▶ [The problem]:
Each line containing the word "Oxford" should be found and copied.

▶ [Record list]:
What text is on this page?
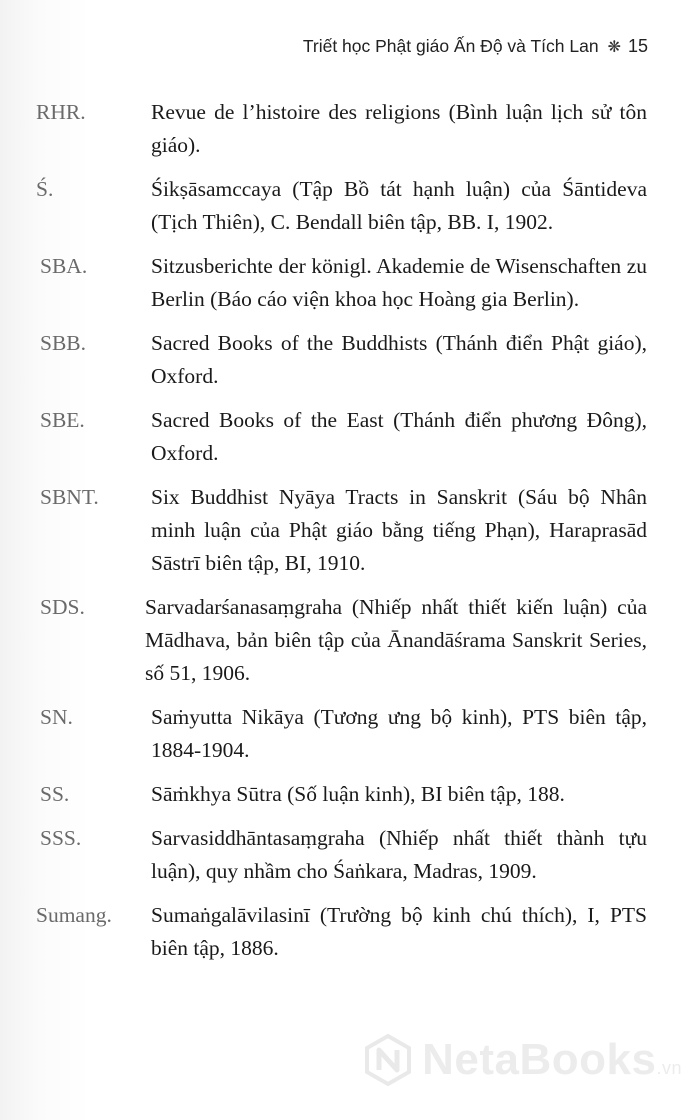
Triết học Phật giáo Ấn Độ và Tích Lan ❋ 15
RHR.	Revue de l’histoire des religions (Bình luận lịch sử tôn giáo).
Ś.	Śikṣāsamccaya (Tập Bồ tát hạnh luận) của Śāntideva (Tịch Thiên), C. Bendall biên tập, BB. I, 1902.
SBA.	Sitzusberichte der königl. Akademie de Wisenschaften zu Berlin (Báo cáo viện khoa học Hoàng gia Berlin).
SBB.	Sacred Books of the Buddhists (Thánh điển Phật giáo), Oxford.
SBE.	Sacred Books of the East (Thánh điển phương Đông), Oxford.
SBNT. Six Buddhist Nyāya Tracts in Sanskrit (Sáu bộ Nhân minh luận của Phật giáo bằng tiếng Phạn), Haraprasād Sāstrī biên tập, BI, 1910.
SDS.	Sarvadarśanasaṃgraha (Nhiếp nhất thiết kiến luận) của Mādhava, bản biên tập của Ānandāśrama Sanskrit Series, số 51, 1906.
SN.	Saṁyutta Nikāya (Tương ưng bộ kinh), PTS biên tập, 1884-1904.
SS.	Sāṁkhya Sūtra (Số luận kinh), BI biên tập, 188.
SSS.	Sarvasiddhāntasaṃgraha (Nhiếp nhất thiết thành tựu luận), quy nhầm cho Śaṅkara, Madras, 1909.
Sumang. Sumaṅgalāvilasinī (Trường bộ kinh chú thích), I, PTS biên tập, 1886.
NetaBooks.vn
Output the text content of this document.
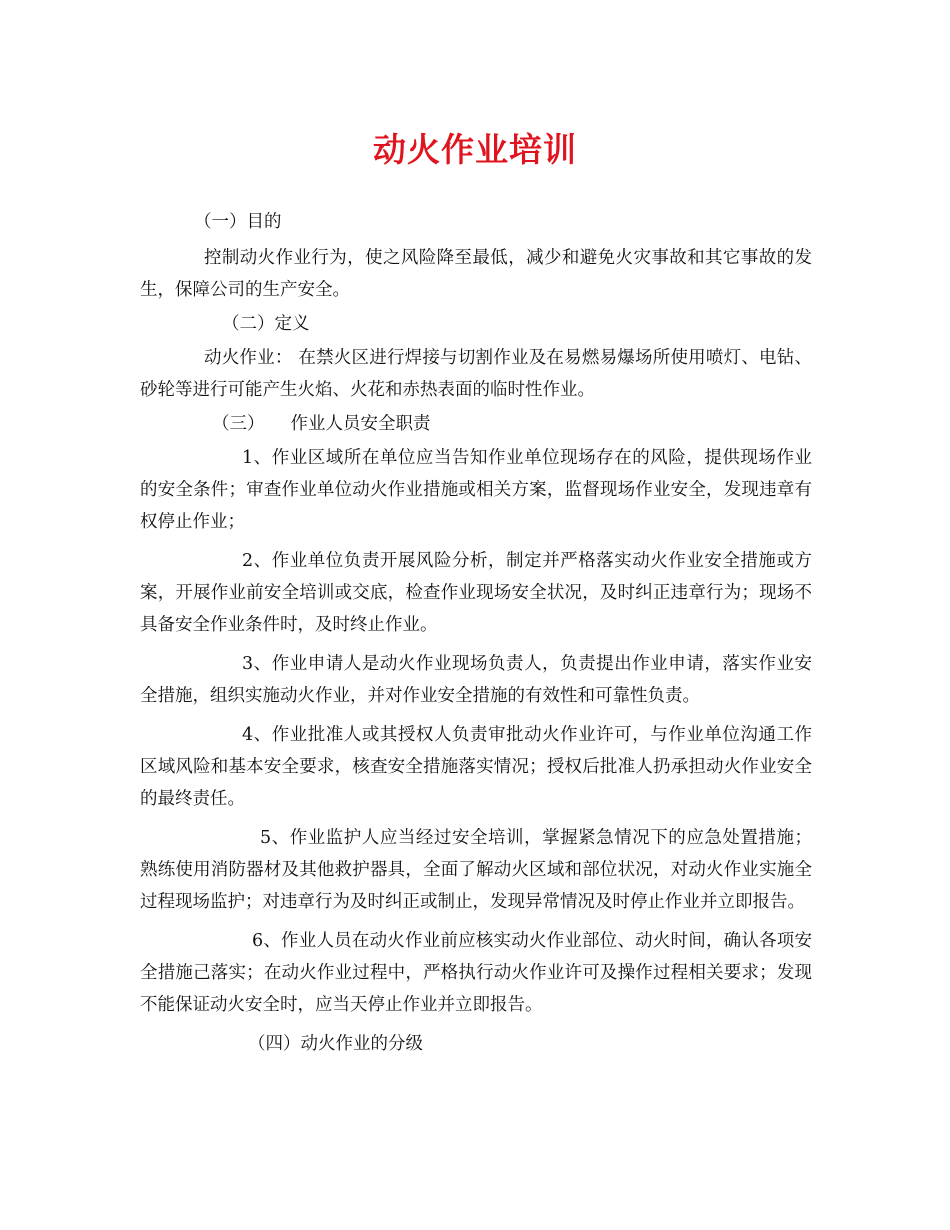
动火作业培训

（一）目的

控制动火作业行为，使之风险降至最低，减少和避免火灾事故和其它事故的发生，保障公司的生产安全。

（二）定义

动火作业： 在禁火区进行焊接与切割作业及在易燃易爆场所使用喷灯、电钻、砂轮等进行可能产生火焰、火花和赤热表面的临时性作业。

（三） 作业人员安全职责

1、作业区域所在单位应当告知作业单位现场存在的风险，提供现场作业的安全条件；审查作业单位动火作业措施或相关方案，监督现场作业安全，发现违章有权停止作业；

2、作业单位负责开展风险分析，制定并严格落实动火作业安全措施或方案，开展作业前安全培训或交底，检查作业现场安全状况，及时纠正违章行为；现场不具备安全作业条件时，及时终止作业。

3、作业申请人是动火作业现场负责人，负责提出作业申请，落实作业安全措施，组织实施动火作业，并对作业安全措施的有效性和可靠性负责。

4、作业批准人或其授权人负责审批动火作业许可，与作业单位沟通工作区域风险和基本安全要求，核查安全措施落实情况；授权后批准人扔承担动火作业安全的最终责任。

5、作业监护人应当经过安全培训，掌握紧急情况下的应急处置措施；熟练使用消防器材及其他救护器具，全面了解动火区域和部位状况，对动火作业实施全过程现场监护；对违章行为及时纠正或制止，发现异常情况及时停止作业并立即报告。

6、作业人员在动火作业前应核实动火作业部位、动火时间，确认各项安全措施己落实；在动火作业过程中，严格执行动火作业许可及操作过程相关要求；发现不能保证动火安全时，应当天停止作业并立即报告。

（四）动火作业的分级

* * *

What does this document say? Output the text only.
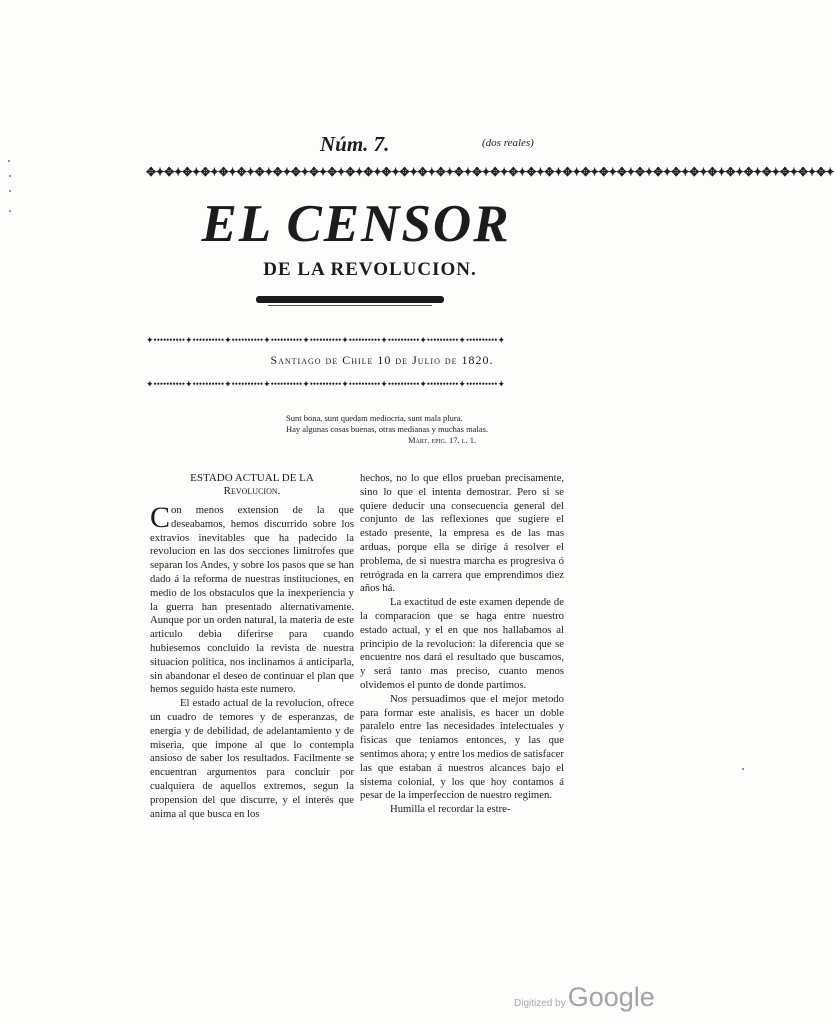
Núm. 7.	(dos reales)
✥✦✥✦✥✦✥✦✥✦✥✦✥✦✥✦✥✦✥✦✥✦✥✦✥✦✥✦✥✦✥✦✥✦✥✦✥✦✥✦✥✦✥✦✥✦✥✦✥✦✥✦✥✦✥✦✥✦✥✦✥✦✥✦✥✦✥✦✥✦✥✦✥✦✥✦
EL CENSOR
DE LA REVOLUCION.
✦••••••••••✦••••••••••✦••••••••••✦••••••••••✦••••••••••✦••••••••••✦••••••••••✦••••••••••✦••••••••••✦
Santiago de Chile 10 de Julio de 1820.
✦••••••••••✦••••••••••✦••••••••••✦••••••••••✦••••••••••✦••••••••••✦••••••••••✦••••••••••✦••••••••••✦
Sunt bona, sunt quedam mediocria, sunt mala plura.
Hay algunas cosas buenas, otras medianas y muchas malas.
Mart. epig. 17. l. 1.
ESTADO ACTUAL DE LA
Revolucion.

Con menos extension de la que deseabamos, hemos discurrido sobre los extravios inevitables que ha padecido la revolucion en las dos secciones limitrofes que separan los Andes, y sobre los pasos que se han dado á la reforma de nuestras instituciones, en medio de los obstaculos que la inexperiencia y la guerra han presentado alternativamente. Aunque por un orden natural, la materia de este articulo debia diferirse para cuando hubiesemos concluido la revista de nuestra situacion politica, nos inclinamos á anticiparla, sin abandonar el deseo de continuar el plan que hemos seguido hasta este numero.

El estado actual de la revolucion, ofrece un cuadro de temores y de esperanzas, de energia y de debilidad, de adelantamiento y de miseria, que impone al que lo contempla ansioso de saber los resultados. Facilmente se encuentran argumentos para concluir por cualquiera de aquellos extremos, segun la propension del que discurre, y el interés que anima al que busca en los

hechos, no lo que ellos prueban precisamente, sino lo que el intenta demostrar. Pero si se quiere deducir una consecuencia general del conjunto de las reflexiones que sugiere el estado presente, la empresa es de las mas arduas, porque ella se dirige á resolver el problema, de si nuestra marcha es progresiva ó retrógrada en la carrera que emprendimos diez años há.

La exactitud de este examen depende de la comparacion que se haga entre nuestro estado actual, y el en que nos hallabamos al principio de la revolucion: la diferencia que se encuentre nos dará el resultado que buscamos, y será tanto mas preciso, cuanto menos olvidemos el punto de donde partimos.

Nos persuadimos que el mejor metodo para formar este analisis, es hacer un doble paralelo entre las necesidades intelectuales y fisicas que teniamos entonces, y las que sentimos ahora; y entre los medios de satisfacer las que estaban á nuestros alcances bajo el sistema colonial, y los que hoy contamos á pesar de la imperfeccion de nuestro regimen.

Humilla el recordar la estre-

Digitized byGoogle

▶ [Task response]:
SBB.	Sacred Books of the Buddhists (Thánh điển Phật giáo), Oxford.
SBE.	Sacred Books of the East (Thánh điển phương Đông), Oxford.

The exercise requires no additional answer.